## start MATERIAL FOR THIS TASK

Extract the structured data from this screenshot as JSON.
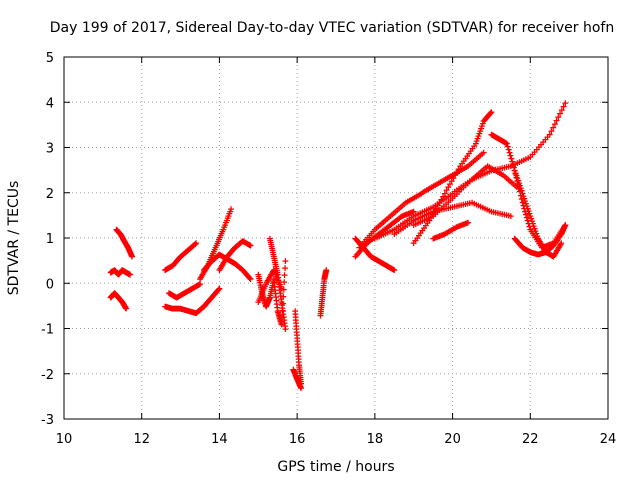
{
  "chart_data": {
    "type": "scatter",
    "title": "Day 199 of 2017, Sidereal Day-to-day VTEC variation (SDTVAR) for receiver hofn",
    "xlabel": "GPS time / hours",
    "ylabel": "SDTVAR / TECUs",
    "xlim": [
      10,
      24
    ],
    "ylim": [
      -3,
      5
    ],
    "xticks": [
      "10",
      "12",
      "14",
      "16",
      "18",
      "20",
      "22",
      "24"
    ],
    "yticks": [
      "-3",
      "-2",
      "-1",
      "0",
      "1",
      "2",
      "3",
      "4",
      "5"
    ],
    "grid": true,
    "marker": "+",
    "marker_color": "#ff0000",
    "series": [
      {
        "name": "arc1",
        "x": [
          11.2,
          11.3,
          11.4,
          11.5,
          11.6,
          11.7
        ],
        "y": [
          0.25,
          0.3,
          0.2,
          0.3,
          0.25,
          0.2
        ]
      },
      {
        "name": "arc2",
        "x": [
          11.2,
          11.3,
          11.4,
          11.5,
          11.6
        ],
        "y": [
          -0.3,
          -0.2,
          -0.3,
          -0.4,
          -0.55
        ]
      },
      {
        "name": "arc3",
        "x": [
          11.35,
          11.45,
          11.55,
          11.65,
          11.75
        ],
        "y": [
          1.2,
          1.1,
          0.95,
          0.8,
          0.6
        ]
      },
      {
        "name": "arc4",
        "x": [
          12.6,
          12.8,
          13.0,
          13.2,
          13.4
        ],
        "y": [
          0.3,
          0.4,
          0.6,
          0.75,
          0.9
        ]
      },
      {
        "name": "arc5",
        "x": [
          12.6,
          12.8,
          13.0,
          13.2,
          13.4,
          13.6,
          13.8,
          14.0
        ],
        "y": [
          -0.5,
          -0.55,
          -0.55,
          -0.6,
          -0.65,
          -0.5,
          -0.3,
          -0.1
        ]
      },
      {
        "name": "arc6",
        "x": [
          12.7,
          12.9,
          13.1,
          13.3,
          13.5
        ],
        "y": [
          -0.2,
          -0.3,
          -0.2,
          -0.1,
          0.0
        ]
      },
      {
        "name": "arc7",
        "x": [
          13.5,
          13.7,
          13.9,
          14.1,
          14.3
        ],
        "y": [
          0.1,
          0.4,
          0.8,
          1.2,
          1.65
        ]
      },
      {
        "name": "arc8",
        "x": [
          13.6,
          13.8,
          14.0,
          14.2,
          14.4,
          14.6,
          14.8
        ],
        "y": [
          0.3,
          0.5,
          0.65,
          0.55,
          0.45,
          0.3,
          0.1
        ]
      },
      {
        "name": "arc9",
        "x": [
          14.0,
          14.2,
          14.4,
          14.6,
          14.8
        ],
        "y": [
          0.3,
          0.6,
          0.8,
          0.95,
          0.85
        ]
      },
      {
        "name": "arc10",
        "x": [
          15.0,
          15.1,
          15.2,
          15.3,
          15.4,
          15.5,
          15.6,
          15.7
        ],
        "y": [
          0.2,
          -0.2,
          -0.5,
          -0.3,
          0.1,
          -0.6,
          -0.9,
          0.5
        ]
      },
      {
        "name": "arc11",
        "x": [
          15.0,
          15.2,
          15.4,
          15.6
        ],
        "y": [
          -0.4,
          0.0,
          0.3,
          -0.1
        ]
      },
      {
        "name": "arc12",
        "x": [
          15.3,
          15.4,
          15.5,
          15.6,
          15.7
        ],
        "y": [
          1.0,
          0.6,
          0.2,
          -0.4,
          -1.0
        ]
      },
      {
        "name": "arc13",
        "x": [
          15.95,
          16.0,
          16.05,
          16.1
        ],
        "y": [
          -0.6,
          -1.2,
          -1.8,
          -2.2
        ]
      },
      {
        "name": "arc14",
        "x": [
          15.9,
          16.0,
          16.1
        ],
        "y": [
          -1.9,
          -2.1,
          -2.3
        ]
      },
      {
        "name": "arc15",
        "x": [
          16.6,
          16.65,
          16.7,
          16.75
        ],
        "y": [
          -0.7,
          -0.3,
          0.1,
          0.3
        ]
      },
      {
        "name": "arc16",
        "x": [
          17.5,
          17.7,
          17.9,
          18.1,
          18.3,
          18.5
        ],
        "y": [
          1.0,
          0.8,
          0.6,
          0.5,
          0.4,
          0.3
        ]
      },
      {
        "name": "arc17",
        "x": [
          17.5,
          17.8,
          18.1,
          18.4,
          18.7,
          19.0
        ],
        "y": [
          0.6,
          0.9,
          1.1,
          1.3,
          1.5,
          1.6
        ]
      },
      {
        "name": "arc18",
        "x": [
          17.6,
          18.0,
          18.4,
          18.8,
          19.2,
          19.6,
          20.0,
          20.4,
          20.8
        ],
        "y": [
          0.8,
          1.2,
          1.5,
          1.8,
          2.0,
          2.2,
          2.4,
          2.6,
          2.9
        ]
      },
      {
        "name": "arc19",
        "x": [
          18.0,
          18.5,
          19.0,
          19.5,
          20.0,
          20.5,
          21.0,
          21.5,
          22.0,
          22.5,
          22.9
        ],
        "y": [
          1.0,
          1.2,
          1.5,
          1.7,
          2.0,
          2.3,
          2.5,
          2.6,
          2.8,
          3.3,
          4.0
        ]
      },
      {
        "name": "arc20",
        "x": [
          18.5,
          19.0,
          19.5,
          20.0,
          20.5,
          21.0,
          21.5
        ],
        "y": [
          1.1,
          1.4,
          1.6,
          1.7,
          1.8,
          1.6,
          1.5
        ]
      },
      {
        "name": "arc21",
        "x": [
          19.0,
          19.5,
          20.0,
          20.5,
          20.9,
          21.3,
          21.7
        ],
        "y": [
          1.3,
          1.5,
          1.9,
          2.3,
          2.6,
          2.4,
          2.1
        ]
      },
      {
        "name": "arc22",
        "x": [
          19.5,
          19.8,
          20.1,
          20.4
        ],
        "y": [
          1.0,
          1.1,
          1.25,
          1.35
        ]
      },
      {
        "name": "arc23",
        "x": [
          19.0,
          19.4,
          19.8,
          20.2,
          20.6,
          20.8,
          21.0
        ],
        "y": [
          0.9,
          1.4,
          2.0,
          2.6,
          3.1,
          3.6,
          3.8
        ]
      },
      {
        "name": "arc24",
        "x": [
          21.0,
          21.2,
          21.4,
          21.6,
          21.8,
          22.0,
          22.3,
          22.6,
          22.9
        ],
        "y": [
          3.3,
          3.2,
          3.1,
          2.5,
          1.8,
          1.2,
          0.8,
          0.9,
          1.3
        ]
      },
      {
        "name": "arc25",
        "x": [
          21.6,
          21.8,
          22.0,
          22.2,
          22.4,
          22.6,
          22.8
        ],
        "y": [
          2.5,
          2.0,
          1.5,
          1.0,
          0.7,
          0.6,
          0.9
        ]
      },
      {
        "name": "arc26",
        "x": [
          21.6,
          21.8,
          22.0,
          22.2,
          22.4,
          22.6,
          22.8,
          22.9
        ],
        "y": [
          1.0,
          0.8,
          0.7,
          0.65,
          0.7,
          0.85,
          1.1,
          1.3
        ]
      }
    ]
  }
}
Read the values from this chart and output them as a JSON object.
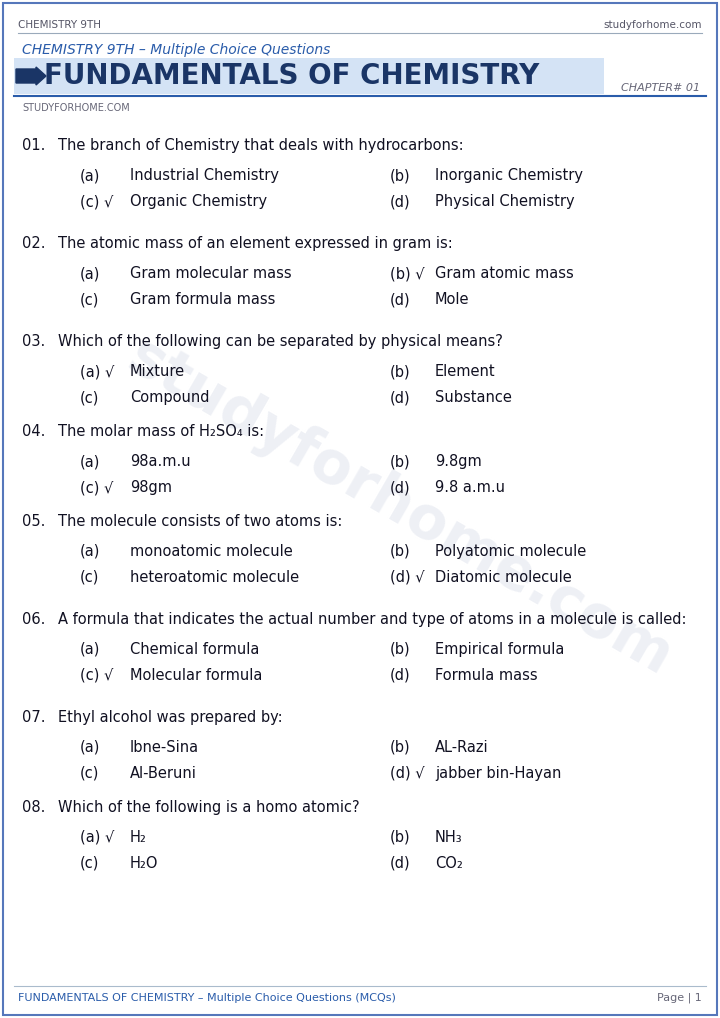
{
  "header_left": "CHEMISTRY 9TH",
  "header_right": "studyforhome.com",
  "subtitle": "CHEMISTRY 9TH – Multiple Choice Questions",
  "chapter": "CHAPTER# 01",
  "watermark": "studyforhome.com",
  "brand": "STUDYFORHOME.COM",
  "footer_left": "FUNDAMENTALS OF CHEMISTRY – Multiple Choice Questions (MCQs)",
  "footer_right": "Page | 1",
  "bg_color": "#ffffff",
  "blue_color": "#2a5caa",
  "dark_blue": "#1a3566",
  "light_blue_bg": "#d6e4f7",
  "header_text_color": "#555566",
  "body_text_color": "#111122",
  "watermark_color": "#c8cfe0",
  "footer_line_color": "#aabbcc",
  "questions": [
    {
      "num": "01.",
      "text": "The branch of Chemistry that deals with hydrocarbons:",
      "options": [
        {
          "label": "(a)",
          "check": false,
          "text": "Industrial Chemistry"
        },
        {
          "label": "(b)",
          "check": false,
          "text": "Inorganic Chemistry"
        },
        {
          "label": "(c)",
          "check": true,
          "text": "Organic Chemistry"
        },
        {
          "label": "(d)",
          "check": false,
          "text": "Physical Chemistry"
        }
      ]
    },
    {
      "num": "02.",
      "text": "The atomic mass of an element expressed in gram is:",
      "options": [
        {
          "label": "(a)",
          "check": false,
          "text": "Gram molecular mass"
        },
        {
          "label": "(b)",
          "check": true,
          "text": "Gram atomic mass"
        },
        {
          "label": "(c)",
          "check": false,
          "text": "Gram formula mass"
        },
        {
          "label": "(d)",
          "check": false,
          "text": "Mole"
        }
      ]
    },
    {
      "num": "03.",
      "text": "Which of the following can be separated by physical means?",
      "options": [
        {
          "label": "(a)",
          "check": true,
          "text": "Mixture"
        },
        {
          "label": "(b)",
          "check": false,
          "text": "Element"
        },
        {
          "label": "(c)",
          "check": false,
          "text": "Compound"
        },
        {
          "label": "(d)",
          "check": false,
          "text": "Substance"
        }
      ]
    },
    {
      "num": "04.",
      "text": "The molar mass of H₂SO₄ is:",
      "options": [
        {
          "label": "(a)",
          "check": false,
          "text": "98a.m.u"
        },
        {
          "label": "(b)",
          "check": false,
          "text": "9.8gm"
        },
        {
          "label": "(c)",
          "check": true,
          "text": "98gm"
        },
        {
          "label": "(d)",
          "check": false,
          "text": "9.8 a.m.u"
        }
      ]
    },
    {
      "num": "05.",
      "text": "The molecule consists of two atoms is:",
      "options": [
        {
          "label": "(a)",
          "check": false,
          "text": "monoatomic molecule"
        },
        {
          "label": "(b)",
          "check": false,
          "text": "Polyatomic molecule"
        },
        {
          "label": "(c)",
          "check": false,
          "text": "heteroatomic molecule"
        },
        {
          "label": "(d)",
          "check": true,
          "text": "Diatomic molecule"
        }
      ]
    },
    {
      "num": "06.",
      "text": "A formula that indicates the actual number and type of atoms in a molecule is called:",
      "options": [
        {
          "label": "(a)",
          "check": false,
          "text": "Chemical formula"
        },
        {
          "label": "(b)",
          "check": false,
          "text": "Empirical formula"
        },
        {
          "label": "(c)",
          "check": true,
          "text": "Molecular formula"
        },
        {
          "label": "(d)",
          "check": false,
          "text": "Formula mass"
        }
      ]
    },
    {
      "num": "07.",
      "text": "Ethyl alcohol was prepared by:",
      "options": [
        {
          "label": "(a)",
          "check": false,
          "text": "Ibne-Sina"
        },
        {
          "label": "(b)",
          "check": false,
          "text": "AL-Razi"
        },
        {
          "label": "(c)",
          "check": false,
          "text": "Al-Beruni"
        },
        {
          "label": "(d)",
          "check": true,
          "text": "jabber bin-Hayan"
        }
      ]
    },
    {
      "num": "08.",
      "text": "Which of the following is a homo atomic?",
      "options": [
        {
          "label": "(a)",
          "check": true,
          "text": "H₂"
        },
        {
          "label": "(b)",
          "check": false,
          "text": "NH₃"
        },
        {
          "label": "(c)",
          "check": false,
          "text": "H₂O"
        },
        {
          "label": "(d)",
          "check": false,
          "text": "CO₂"
        }
      ]
    }
  ]
}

## end MATERIAL FOR THIS TASK

STATED PROBLEM => What is the number of lines above that contain "JSON"? Answer with that number only.

RESPONSE => 2